▶ THE PROBLEM:
Every entry must be copied word for word.

# Start of MATERIAL TO PROCESS

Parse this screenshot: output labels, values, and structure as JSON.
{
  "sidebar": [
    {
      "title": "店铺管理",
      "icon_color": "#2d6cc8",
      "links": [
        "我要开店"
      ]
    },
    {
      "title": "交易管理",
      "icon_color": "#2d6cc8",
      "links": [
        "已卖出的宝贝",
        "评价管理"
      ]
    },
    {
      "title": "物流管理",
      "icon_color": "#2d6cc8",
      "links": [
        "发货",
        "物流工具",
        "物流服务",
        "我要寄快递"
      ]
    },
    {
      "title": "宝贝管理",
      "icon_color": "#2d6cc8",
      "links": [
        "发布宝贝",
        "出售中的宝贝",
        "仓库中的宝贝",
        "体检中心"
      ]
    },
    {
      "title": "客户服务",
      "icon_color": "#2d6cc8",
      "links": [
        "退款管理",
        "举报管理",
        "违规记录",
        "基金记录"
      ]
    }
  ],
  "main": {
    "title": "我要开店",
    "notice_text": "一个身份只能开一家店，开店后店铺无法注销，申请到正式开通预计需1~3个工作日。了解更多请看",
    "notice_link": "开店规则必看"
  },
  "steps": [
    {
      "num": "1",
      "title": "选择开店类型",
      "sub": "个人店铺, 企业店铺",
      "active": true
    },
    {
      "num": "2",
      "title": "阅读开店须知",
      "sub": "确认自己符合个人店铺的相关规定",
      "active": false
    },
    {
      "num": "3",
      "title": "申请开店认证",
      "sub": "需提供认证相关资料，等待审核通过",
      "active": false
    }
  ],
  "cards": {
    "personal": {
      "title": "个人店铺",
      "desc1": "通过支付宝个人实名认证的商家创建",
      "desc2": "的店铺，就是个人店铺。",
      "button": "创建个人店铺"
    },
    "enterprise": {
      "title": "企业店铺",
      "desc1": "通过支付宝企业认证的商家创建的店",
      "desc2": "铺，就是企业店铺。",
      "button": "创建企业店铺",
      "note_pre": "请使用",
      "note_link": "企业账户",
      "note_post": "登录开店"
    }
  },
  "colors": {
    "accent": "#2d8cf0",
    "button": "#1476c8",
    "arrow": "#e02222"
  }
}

# End of MATERIAL TO PROCESS

▶ RESULT OF THIS TASK:
Parse this screenshot: output labels, values, and structure as JSON.
{
  "sidebar": [
    {
      "title": "店铺管理",
      "icon_color": "#2d6cc8",
      "links": [
        "我要开店"
      ]
    },
    {
      "title": "交易管理",
      "icon_color": "#2d6cc8",
      "links": [
        "已卖出的宝贝",
        "评价管理"
      ]
    },
    {
      "title": "物流管理",
      "icon_color": "#2d6cc8",
      "links": [
        "发货",
        "物流工具",
        "物流服务",
        "我要寄快递"
      ]
    },
    {
      "title": "宝贝管理",
      "icon_color": "#2d6cc8",
      "links": [
        "发布宝贝",
        "出售中的宝贝",
        "仓库中的宝贝",
        "体检中心"
      ]
    },
    {
      "title": "客户服务",
      "icon_color": "#2d6cc8",
      "links": [
        "退款管理",
        "举报管理",
        "违规记录",
        "基金记录"
      ]
    }
  ],
  "main": {
    "title": "我要开店",
    "notice_text": "一个身份只能开一家店，开店后店铺无法注销，申请到正式开通预计需1~3个工作日。了解更多请看",
    "notice_link": "开店规则必看"
  },
  "steps": [
    {
      "num": "1",
      "title": "选择开店类型",
      "sub": "个人店铺, 企业店铺",
      "active": true
    },
    {
      "num": "2",
      "title": "阅读开店须知",
      "sub": "确认自己符合个人店铺的相关规定",
      "active": false
    },
    {
      "num": "3",
      "title": "申请开店认证",
      "sub": "需提供认证相关资料，等待审核通过",
      "active": false
    }
  ],
  "cards": {
    "personal": {
      "title": "个人店铺",
      "desc1": "通过支付宝个人实名认证的商家创建",
      "desc2": "的店铺，就是个人店铺。",
      "button": "创建个人店铺"
    },
    "enterprise": {
      "title": "企业店铺",
      "desc1": "通过支付宝企业认证的商家创建的店",
      "desc2": "铺，就是企业店铺。",
      "button": "创建企业店铺",
      "note_pre": "请使用",
      "note_link": "企业账户",
      "note_post": "登录开店"
    }
  },
  "colors": {
    "accent": "#2d8cf0",
    "button": "#1476c8",
    "arrow": "#e02222"
  }
}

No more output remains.